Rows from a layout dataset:
== == ==

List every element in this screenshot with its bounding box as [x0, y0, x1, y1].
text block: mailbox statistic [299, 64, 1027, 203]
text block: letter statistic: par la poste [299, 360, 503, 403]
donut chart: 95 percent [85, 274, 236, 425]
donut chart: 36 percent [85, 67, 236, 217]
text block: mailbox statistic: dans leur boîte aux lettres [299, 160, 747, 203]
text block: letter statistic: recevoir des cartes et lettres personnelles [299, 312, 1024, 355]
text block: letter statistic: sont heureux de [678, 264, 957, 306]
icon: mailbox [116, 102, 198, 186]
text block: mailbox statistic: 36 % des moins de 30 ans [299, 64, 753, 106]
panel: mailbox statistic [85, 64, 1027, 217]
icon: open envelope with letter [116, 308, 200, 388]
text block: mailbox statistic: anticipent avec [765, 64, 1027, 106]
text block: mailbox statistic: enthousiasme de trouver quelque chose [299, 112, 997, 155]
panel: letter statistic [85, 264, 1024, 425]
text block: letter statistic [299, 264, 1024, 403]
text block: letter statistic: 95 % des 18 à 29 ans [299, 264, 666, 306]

== == ==

EXERCISE AIM: How many lines in the listing contain the string "letter"? Give only the number.

FULL RESPONSE: 7